Short task:
Transcribe the records that follow in their entirety, omitting any pictures.

Data provided:
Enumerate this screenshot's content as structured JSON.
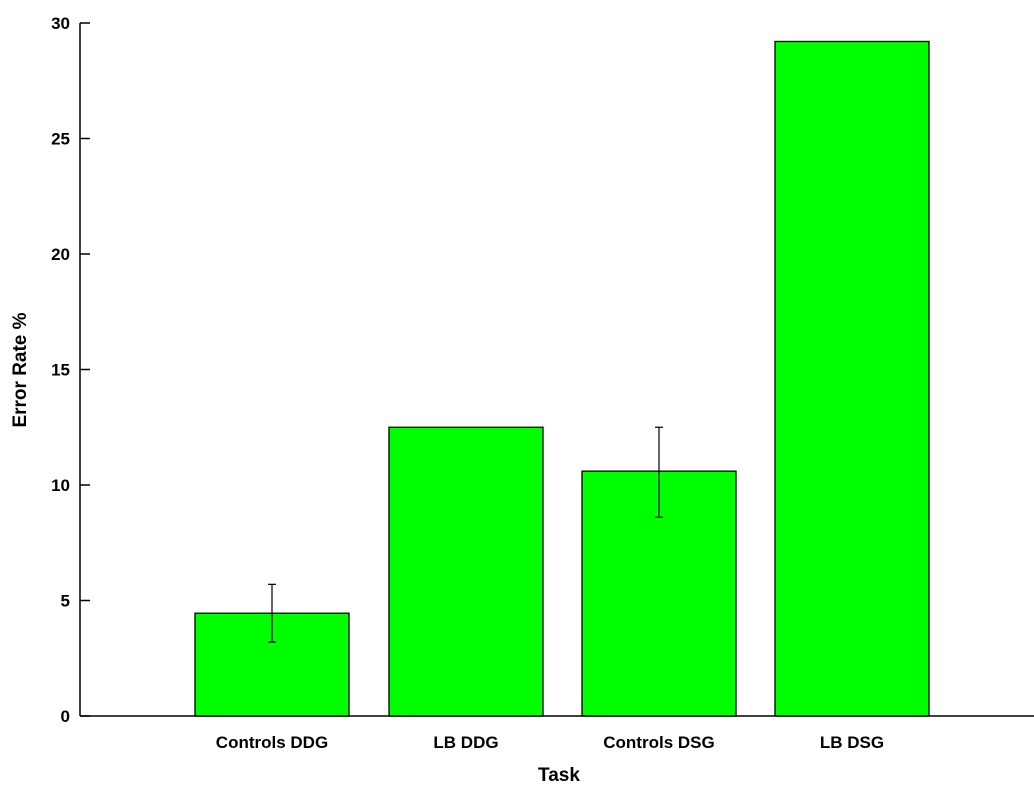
{
  "chart_data": {
    "type": "bar",
    "title": "",
    "xlabel": "Task",
    "ylabel": "Error Rate %",
    "categories": [
      "Controls DDG",
      "LB DDG",
      "Controls DSG",
      "LB DSG"
    ],
    "values": [
      4.45,
      12.5,
      10.6,
      29.2
    ],
    "error_low": [
      3.2,
      null,
      8.6,
      null
    ],
    "error_high": [
      5.7,
      null,
      12.5,
      null
    ],
    "ylim": [
      0,
      30
    ],
    "yticks": [
      0,
      5,
      10,
      15,
      20,
      25,
      30
    ],
    "grid": false,
    "legend": "none",
    "bar_color": "#00ff00"
  }
}
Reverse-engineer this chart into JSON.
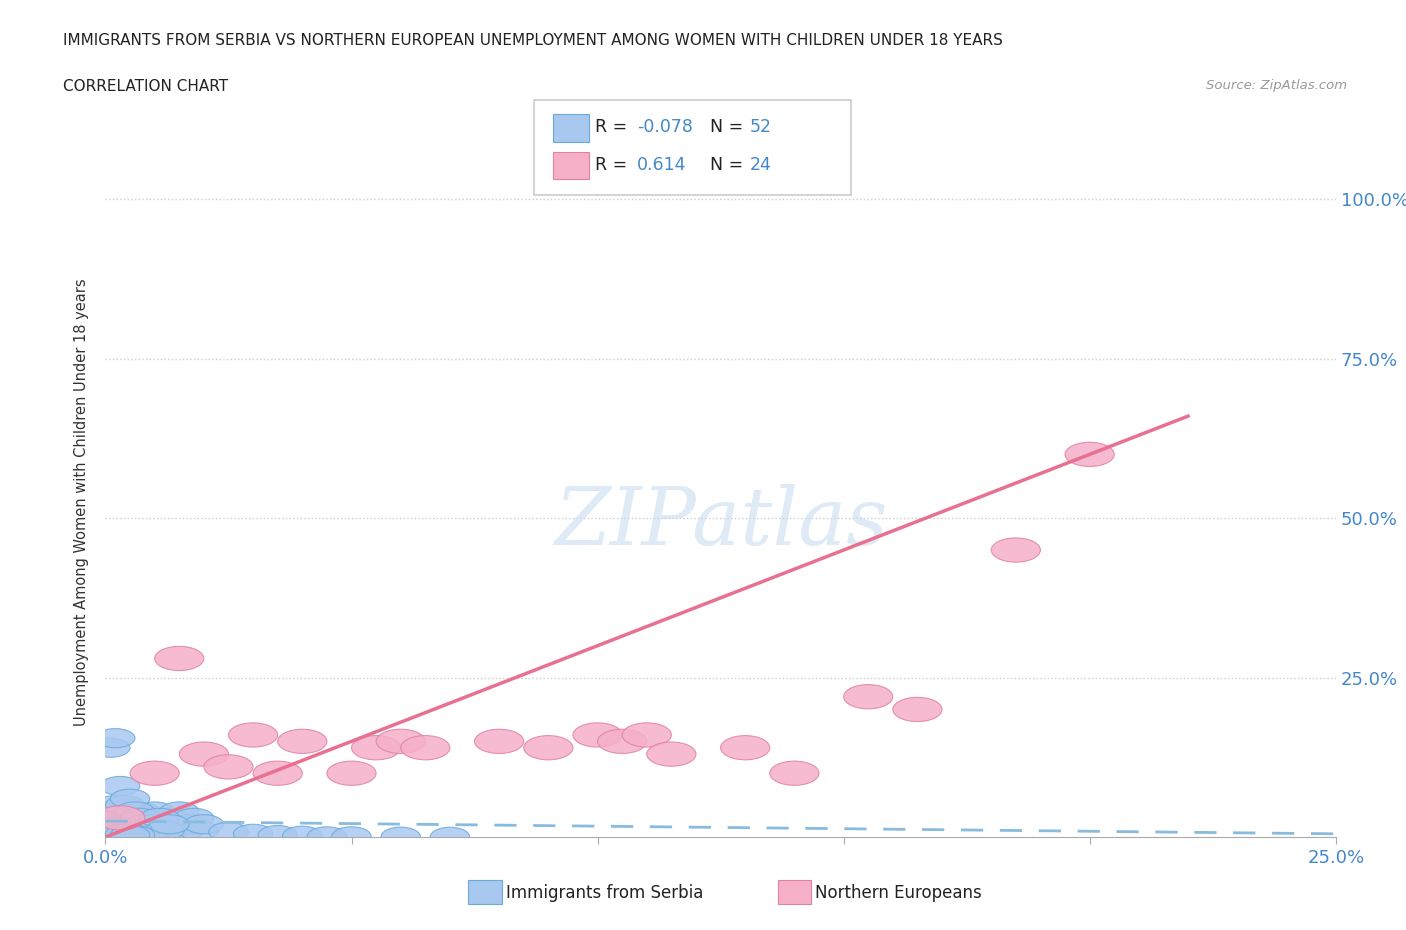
{
  "title": "IMMIGRANTS FROM SERBIA VS NORTHERN EUROPEAN UNEMPLOYMENT AMONG WOMEN WITH CHILDREN UNDER 18 YEARS",
  "subtitle": "CORRELATION CHART",
  "source": "Source: ZipAtlas.com",
  "ylabel": "Unemployment Among Women with Children Under 18 years",
  "xlim": [
    0.0,
    0.25
  ],
  "ylim": [
    0.0,
    1.05
  ],
  "r_serbia": -0.078,
  "n_serbia": 52,
  "r_northern": 0.614,
  "n_northern": 24,
  "color_serbia_fill": "#a8c8f0",
  "color_serbia_edge": "#6aaad8",
  "color_northern_fill": "#f5b0c8",
  "color_northern_edge": "#e080a8",
  "color_serbia_line": "#88bbdd",
  "color_northern_line": "#e87090",
  "color_right_labels": "#4488cc",
  "color_bottom_labels": "#4488cc",
  "watermark": "ZIPatlas",
  "serbia_x": [
    0.0005,
    0.001,
    0.0015,
    0.002,
    0.0025,
    0.003,
    0.004,
    0.005,
    0.006,
    0.007,
    0.008,
    0.009,
    0.01,
    0.011,
    0.012,
    0.013,
    0.014,
    0.015,
    0.016,
    0.017,
    0.018,
    0.019,
    0.02,
    0.001,
    0.002,
    0.003,
    0.004,
    0.005,
    0.006,
    0.007,
    0.008,
    0.009,
    0.01,
    0.011,
    0.012,
    0.013,
    0.003,
    0.004,
    0.005,
    0.006,
    0.002,
    0.003,
    0.004,
    0.005,
    0.025,
    0.03,
    0.035,
    0.04,
    0.045,
    0.05,
    0.06,
    0.07
  ],
  "serbia_y": [
    0.02,
    0.03,
    0.04,
    0.05,
    0.02,
    0.03,
    0.02,
    0.01,
    0.03,
    0.04,
    0.02,
    0.03,
    0.04,
    0.02,
    0.01,
    0.03,
    0.02,
    0.04,
    0.01,
    0.02,
    0.03,
    0.01,
    0.02,
    0.14,
    0.155,
    0.08,
    0.05,
    0.06,
    0.04,
    0.03,
    0.02,
    0.01,
    0.02,
    0.03,
    0.01,
    0.02,
    0.01,
    0.005,
    0.005,
    0.003,
    0.01,
    0.005,
    0.005,
    0.003,
    0.008,
    0.005,
    0.003,
    0.002,
    0.001,
    0.001,
    0.0005,
    0.0003
  ],
  "northern_x": [
    0.003,
    0.01,
    0.015,
    0.02,
    0.025,
    0.03,
    0.035,
    0.04,
    0.05,
    0.055,
    0.06,
    0.065,
    0.08,
    0.09,
    0.1,
    0.105,
    0.11,
    0.115,
    0.13,
    0.14,
    0.155,
    0.165,
    0.185,
    0.2
  ],
  "northern_y": [
    0.03,
    0.1,
    0.28,
    0.13,
    0.11,
    0.16,
    0.1,
    0.15,
    0.1,
    0.14,
    0.15,
    0.14,
    0.15,
    0.14,
    0.16,
    0.15,
    0.16,
    0.13,
    0.14,
    0.1,
    0.22,
    0.2,
    0.45,
    0.6
  ],
  "serbia_line_x": [
    0.0,
    0.25
  ],
  "serbia_line_y": [
    0.025,
    0.005
  ],
  "northern_line_x": [
    0.0,
    0.22
  ],
  "northern_line_y": [
    0.0,
    0.66
  ]
}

Task answer:
Enumerate this screenshot's content as structured JSON.
{
  "chart_data": {
    "type": "bar",
    "title": "",
    "xlabel": "Task",
    "ylabel": "Error Rate %",
    "categories": [
      "Controls DDG",
      "LB DDG",
      "Controls DSG",
      "LB DSG"
    ],
    "values": [
      4.45,
      12.5,
      10.6,
      29.2
    ],
    "error_low": [
      3.2,
      null,
      8.6,
      null
    ],
    "error_high": [
      5.7,
      null,
      12.5,
      null
    ],
    "ylim": [
      0,
      30
    ],
    "yticks": [
      0,
      5,
      10,
      15,
      20,
      25,
      30
    ],
    "grid": false,
    "legend": "none",
    "bar_color": "#00ff00"
  }
}
Reverse-engineer this chart into JSON.
{
  "title": "IMMIGRANTS FROM SERBIA VS NORTHERN EUROPEAN UNEMPLOYMENT AMONG WOMEN WITH CHILDREN UNDER 18 YEARS",
  "subtitle": "CORRELATION CHART",
  "source": "Source: ZipAtlas.com",
  "ylabel": "Unemployment Among Women with Children Under 18 years",
  "xlim": [
    0.0,
    0.25
  ],
  "ylim": [
    0.0,
    1.05
  ],
  "r_serbia": -0.078,
  "n_serbia": 52,
  "r_northern": 0.614,
  "n_northern": 24,
  "color_serbia_fill": "#a8c8f0",
  "color_serbia_edge": "#6aaad8",
  "color_northern_fill": "#f5b0c8",
  "color_northern_edge": "#e080a8",
  "color_serbia_line": "#88bbdd",
  "color_northern_line": "#e87090",
  "color_right_labels": "#4488cc",
  "color_bottom_labels": "#4488cc",
  "watermark": "ZIPatlas",
  "serbia_x": [
    0.0005,
    0.001,
    0.0015,
    0.002,
    0.0025,
    0.003,
    0.004,
    0.005,
    0.006,
    0.007,
    0.008,
    0.009,
    0.01,
    0.011,
    0.012,
    0.013,
    0.014,
    0.015,
    0.016,
    0.017,
    0.018,
    0.019,
    0.02,
    0.001,
    0.002,
    0.003,
    0.004,
    0.005,
    0.006,
    0.007,
    0.008,
    0.009,
    0.01,
    0.011,
    0.012,
    0.013,
    0.003,
    0.004,
    0.005,
    0.006,
    0.002,
    0.003,
    0.004,
    0.005,
    0.025,
    0.03,
    0.035,
    0.04,
    0.045,
    0.05,
    0.06,
    0.07
  ],
  "serbia_y": [
    0.02,
    0.03,
    0.04,
    0.05,
    0.02,
    0.03,
    0.02,
    0.01,
    0.03,
    0.04,
    0.02,
    0.03,
    0.04,
    0.02,
    0.01,
    0.03,
    0.02,
    0.04,
    0.01,
    0.02,
    0.03,
    0.01,
    0.02,
    0.14,
    0.155,
    0.08,
    0.05,
    0.06,
    0.04,
    0.03,
    0.02,
    0.01,
    0.02,
    0.03,
    0.01,
    0.02,
    0.01,
    0.005,
    0.005,
    0.003,
    0.01,
    0.005,
    0.005,
    0.003,
    0.008,
    0.005,
    0.003,
    0.002,
    0.001,
    0.001,
    0.0005,
    0.0003
  ],
  "northern_x": [
    0.003,
    0.01,
    0.015,
    0.02,
    0.025,
    0.03,
    0.035,
    0.04,
    0.05,
    0.055,
    0.06,
    0.065,
    0.08,
    0.09,
    0.1,
    0.105,
    0.11,
    0.115,
    0.13,
    0.14,
    0.155,
    0.165,
    0.185,
    0.2
  ],
  "northern_y": [
    0.03,
    0.1,
    0.28,
    0.13,
    0.11,
    0.16,
    0.1,
    0.15,
    0.1,
    0.14,
    0.15,
    0.14,
    0.15,
    0.14,
    0.16,
    0.15,
    0.16,
    0.13,
    0.14,
    0.1,
    0.22,
    0.2,
    0.45,
    0.6
  ],
  "serbia_line_x": [
    0.0,
    0.25
  ],
  "serbia_line_y": [
    0.025,
    0.005
  ],
  "northern_line_x": [
    0.0,
    0.22
  ],
  "northern_line_y": [
    0.0,
    0.66
  ]
}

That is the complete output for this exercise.